**Required task**.
Output each entry exactly; skip nothing.

Start Stored data

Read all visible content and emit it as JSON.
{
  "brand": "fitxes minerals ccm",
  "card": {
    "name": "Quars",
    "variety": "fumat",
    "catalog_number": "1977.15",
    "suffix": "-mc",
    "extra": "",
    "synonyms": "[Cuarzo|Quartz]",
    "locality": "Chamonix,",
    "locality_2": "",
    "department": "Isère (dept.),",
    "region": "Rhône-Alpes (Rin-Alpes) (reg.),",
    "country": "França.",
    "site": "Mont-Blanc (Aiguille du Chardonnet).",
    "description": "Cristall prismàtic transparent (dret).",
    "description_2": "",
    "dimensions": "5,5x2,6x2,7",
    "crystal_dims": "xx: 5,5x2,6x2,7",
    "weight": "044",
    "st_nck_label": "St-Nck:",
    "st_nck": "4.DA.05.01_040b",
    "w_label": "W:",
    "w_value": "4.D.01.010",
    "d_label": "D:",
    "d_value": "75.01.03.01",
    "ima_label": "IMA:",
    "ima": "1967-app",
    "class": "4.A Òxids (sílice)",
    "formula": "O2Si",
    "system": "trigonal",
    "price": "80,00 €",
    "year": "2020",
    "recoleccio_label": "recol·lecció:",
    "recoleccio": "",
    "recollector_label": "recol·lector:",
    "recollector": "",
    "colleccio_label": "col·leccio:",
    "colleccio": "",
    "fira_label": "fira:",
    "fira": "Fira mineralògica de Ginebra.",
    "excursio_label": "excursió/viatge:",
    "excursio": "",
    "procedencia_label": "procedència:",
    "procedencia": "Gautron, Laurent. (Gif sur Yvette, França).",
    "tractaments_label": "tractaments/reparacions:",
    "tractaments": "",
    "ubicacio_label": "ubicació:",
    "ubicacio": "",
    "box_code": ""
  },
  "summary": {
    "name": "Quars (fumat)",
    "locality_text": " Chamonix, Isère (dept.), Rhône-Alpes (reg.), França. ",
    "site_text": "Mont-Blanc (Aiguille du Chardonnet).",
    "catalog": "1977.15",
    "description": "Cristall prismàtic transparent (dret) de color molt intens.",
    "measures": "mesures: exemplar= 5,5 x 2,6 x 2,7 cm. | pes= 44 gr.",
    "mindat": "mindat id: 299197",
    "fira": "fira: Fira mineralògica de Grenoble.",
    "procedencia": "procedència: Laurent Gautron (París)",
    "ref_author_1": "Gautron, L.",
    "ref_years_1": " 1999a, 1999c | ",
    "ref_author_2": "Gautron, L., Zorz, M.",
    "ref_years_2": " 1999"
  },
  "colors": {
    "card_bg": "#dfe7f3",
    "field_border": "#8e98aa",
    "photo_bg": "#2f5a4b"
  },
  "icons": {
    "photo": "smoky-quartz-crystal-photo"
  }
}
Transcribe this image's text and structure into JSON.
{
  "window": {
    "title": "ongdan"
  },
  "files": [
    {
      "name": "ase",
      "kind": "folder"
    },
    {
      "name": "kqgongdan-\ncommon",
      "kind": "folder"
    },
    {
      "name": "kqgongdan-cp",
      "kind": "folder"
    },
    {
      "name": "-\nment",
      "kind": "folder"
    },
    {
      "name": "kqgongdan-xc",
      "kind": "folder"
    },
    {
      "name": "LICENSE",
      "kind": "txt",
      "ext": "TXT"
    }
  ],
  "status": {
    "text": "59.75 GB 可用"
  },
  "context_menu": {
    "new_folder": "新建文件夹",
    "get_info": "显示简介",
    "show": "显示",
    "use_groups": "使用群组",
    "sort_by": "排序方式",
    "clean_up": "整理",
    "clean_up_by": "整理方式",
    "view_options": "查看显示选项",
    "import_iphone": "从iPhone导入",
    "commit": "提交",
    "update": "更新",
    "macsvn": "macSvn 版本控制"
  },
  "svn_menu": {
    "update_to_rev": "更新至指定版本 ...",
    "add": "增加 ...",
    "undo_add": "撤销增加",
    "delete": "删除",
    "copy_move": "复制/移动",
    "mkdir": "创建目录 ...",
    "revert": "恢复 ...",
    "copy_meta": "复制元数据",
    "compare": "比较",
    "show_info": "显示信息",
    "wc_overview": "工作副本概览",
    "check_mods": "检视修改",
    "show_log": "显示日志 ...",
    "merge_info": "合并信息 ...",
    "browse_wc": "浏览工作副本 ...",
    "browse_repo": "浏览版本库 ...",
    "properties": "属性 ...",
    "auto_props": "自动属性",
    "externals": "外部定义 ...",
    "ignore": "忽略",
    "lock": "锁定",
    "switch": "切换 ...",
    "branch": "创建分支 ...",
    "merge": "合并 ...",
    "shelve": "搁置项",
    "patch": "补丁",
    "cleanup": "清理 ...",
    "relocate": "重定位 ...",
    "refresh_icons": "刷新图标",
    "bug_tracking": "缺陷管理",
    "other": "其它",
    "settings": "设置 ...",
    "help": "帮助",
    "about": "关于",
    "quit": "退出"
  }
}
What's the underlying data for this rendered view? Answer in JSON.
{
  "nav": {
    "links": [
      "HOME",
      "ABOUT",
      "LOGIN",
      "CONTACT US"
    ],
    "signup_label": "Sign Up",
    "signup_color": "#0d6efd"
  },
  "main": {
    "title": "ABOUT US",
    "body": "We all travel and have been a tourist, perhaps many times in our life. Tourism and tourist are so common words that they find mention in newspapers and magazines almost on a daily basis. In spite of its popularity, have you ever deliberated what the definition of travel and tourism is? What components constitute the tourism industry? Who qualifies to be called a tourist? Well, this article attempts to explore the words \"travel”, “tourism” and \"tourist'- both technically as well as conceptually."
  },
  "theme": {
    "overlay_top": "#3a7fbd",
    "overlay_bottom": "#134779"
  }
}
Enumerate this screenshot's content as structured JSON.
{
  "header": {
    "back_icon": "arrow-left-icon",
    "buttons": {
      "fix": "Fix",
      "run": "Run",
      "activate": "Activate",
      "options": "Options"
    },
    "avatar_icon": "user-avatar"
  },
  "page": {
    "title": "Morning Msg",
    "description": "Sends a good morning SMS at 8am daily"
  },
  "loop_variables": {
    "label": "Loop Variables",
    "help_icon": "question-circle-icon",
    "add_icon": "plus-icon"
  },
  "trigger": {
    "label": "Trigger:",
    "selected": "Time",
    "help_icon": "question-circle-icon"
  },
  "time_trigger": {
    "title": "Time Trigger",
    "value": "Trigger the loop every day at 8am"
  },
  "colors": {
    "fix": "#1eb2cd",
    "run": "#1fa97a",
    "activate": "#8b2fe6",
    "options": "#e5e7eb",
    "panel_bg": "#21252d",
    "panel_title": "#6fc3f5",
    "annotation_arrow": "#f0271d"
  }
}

End Stored data

**Written answer**.
Read all visible content and emit it as JSON.
{
  "brand": "fitxes minerals ccm",
  "card": {
    "name": "Quars",
    "variety": "fumat",
    "catalog_number": "1977.15",
    "suffix": "-mc",
    "extra": "",
    "synonyms": "[Cuarzo|Quartz]",
    "locality": "Chamonix,",
    "locality_2": "",
    "department": "Isère (dept.),",
    "region": "Rhône-Alpes (Rin-Alpes) (reg.),",
    "country": "França.",
    "site": "Mont-Blanc (Aiguille du Chardonnet).",
    "description": "Cristall prismàtic transparent (dret).",
    "description_2": "",
    "dimensions": "5,5x2,6x2,7",
    "crystal_dims": "xx: 5,5x2,6x2,7",
    "weight": "044",
    "st_nck_label": "St-Nck:",
    "st_nck": "4.DA.05.01_040b",
    "w_label": "W:",
    "w_value": "4.D.01.010",
    "d_label": "D:",
    "d_value": "75.01.03.01",
    "ima_label": "IMA:",
    "ima": "1967-app",
    "class": "4.A Òxids (sílice)",
    "formula": "O2Si",
    "system": "trigonal",
    "price": "80,00 €",
    "year": "2020",
    "recoleccio_label": "recol·lecció:",
    "recoleccio": "",
    "recollector_label": "recol·lector:",
    "recollector": "",
    "colleccio_label": "col·leccio:",
    "colleccio": "",
    "fira_label": "fira:",
    "fira": "Fira mineralògica de Ginebra.",
    "excursio_label": "excursió/viatge:",
    "excursio": "",
    "procedencia_label": "procedència:",
    "procedencia": "Gautron, Laurent. (Gif sur Yvette, França).",
    "tractaments_label": "tractaments/reparacions:",
    "tractaments": "",
    "ubicacio_label": "ubicació:",
    "ubicacio": "",
    "box_code": ""
  },
  "summary": {
    "name": "Quars (fumat)",
    "locality_text": " Chamonix, Isère (dept.), Rhône-Alpes (reg.), França. ",
    "site_text": "Mont-Blanc (Aiguille du Chardonnet).",
    "catalog": "1977.15",
    "description": "Cristall prismàtic transparent (dret) de color molt intens.",
    "measures": "mesures: exemplar= 5,5 x 2,6 x 2,7 cm. | pes= 44 gr.",
    "mindat": "mindat id: 299197",
    "fira": "fira: Fira mineralògica de Grenoble.",
    "procedencia": "procedència: Laurent Gautron (París)",
    "ref_author_1": "Gautron, L.",
    "ref_years_1": " 1999a, 1999c | ",
    "ref_author_2": "Gautron, L., Zorz, M.",
    "ref_years_2": " 1999"
  },
  "colors": {
    "card_bg": "#dfe7f3",
    "field_border": "#8e98aa",
    "photo_bg": "#2f5a4b"
  },
  "icons": {
    "photo": "smoky-quartz-crystal-photo"
  }
}
Transcribe this image's text and structure into JSON.
{
  "window": {
    "title": "ongdan"
  },
  "files": [
    {
      "name": "ase",
      "kind": "folder"
    },
    {
      "name": "kqgongdan-\ncommon",
      "kind": "folder"
    },
    {
      "name": "kqgongdan-cp",
      "kind": "folder"
    },
    {
      "name": "-\nment",
      "kind": "folder"
    },
    {
      "name": "kqgongdan-xc",
      "kind": "folder"
    },
    {
      "name": "LICENSE",
      "kind": "txt",
      "ext": "TXT"
    }
  ],
  "status": {
    "text": "59.75 GB 可用"
  },
  "context_menu": {
    "new_folder": "新建文件夹",
    "get_info": "显示简介",
    "show": "显示",
    "use_groups": "使用群组",
    "sort_by": "排序方式",
    "clean_up": "整理",
    "clean_up_by": "整理方式",
    "view_options": "查看显示选项",
    "import_iphone": "从iPhone导入",
    "commit": "提交",
    "update": "更新",
    "macsvn": "macSvn 版本控制"
  },
  "svn_menu": {
    "update_to_rev": "更新至指定版本 ...",
    "add": "增加 ...",
    "undo_add": "撤销增加",
    "delete": "删除",
    "copy_move": "复制/移动",
    "mkdir": "创建目录 ...",
    "revert": "恢复 ...",
    "copy_meta": "复制元数据",
    "compare": "比较",
    "show_info": "显示信息",
    "wc_overview": "工作副本概览",
    "check_mods": "检视修改",
    "show_log": "显示日志 ...",
    "merge_info": "合并信息 ...",
    "browse_wc": "浏览工作副本 ...",
    "browse_repo": "浏览版本库 ...",
    "properties": "属性 ...",
    "auto_props": "自动属性",
    "externals": "外部定义 ...",
    "ignore": "忽略",
    "lock": "锁定",
    "switch": "切换 ...",
    "branch": "创建分支 ...",
    "merge": "合并 ...",
    "shelve": "搁置项",
    "patch": "补丁",
    "cleanup": "清理 ...",
    "relocate": "重定位 ...",
    "refresh_icons": "刷新图标",
    "bug_tracking": "缺陷管理",
    "other": "其它",
    "settings": "设置 ...",
    "help": "帮助",
    "about": "关于",
    "quit": "退出"
  }
}
What's the underlying data for this rendered view? Answer in JSON.
{
  "nav": {
    "links": [
      "HOME",
      "ABOUT",
      "LOGIN",
      "CONTACT US"
    ],
    "signup_label": "Sign Up",
    "signup_color": "#0d6efd"
  },
  "main": {
    "title": "ABOUT US",
    "body": "We all travel and have been a tourist, perhaps many times in our life. Tourism and tourist are so common words that they find mention in newspapers and magazines almost on a daily basis. In spite of its popularity, have you ever deliberated what the definition of travel and tourism is? What components constitute the tourism industry? Who qualifies to be called a tourist? Well, this article attempts to explore the words \"travel”, “tourism” and \"tourist'- both technically as well as conceptually."
  },
  "theme": {
    "overlay_top": "#3a7fbd",
    "overlay_bottom": "#134779"
  }
}
Enumerate this screenshot's content as structured JSON.
{
  "header": {
    "back_icon": "arrow-left-icon",
    "buttons": {
      "fix": "Fix",
      "run": "Run",
      "activate": "Activate",
      "options": "Options"
    },
    "avatar_icon": "user-avatar"
  },
  "page": {
    "title": "Morning Msg",
    "description": "Sends a good morning SMS at 8am daily"
  },
  "loop_variables": {
    "label": "Loop Variables",
    "help_icon": "question-circle-icon",
    "add_icon": "plus-icon"
  },
  "trigger": {
    "label": "Trigger:",
    "selected": "Time",
    "help_icon": "question-circle-icon"
  },
  "time_trigger": {
    "title": "Time Trigger",
    "value": "Trigger the loop every day at 8am"
  },
  "colors": {
    "fix": "#1eb2cd",
    "run": "#1fa97a",
    "activate": "#8b2fe6",
    "options": "#e5e7eb",
    "panel_bg": "#21252d",
    "panel_title": "#6fc3f5",
    "annotation_arrow": "#f0271d"
  }
}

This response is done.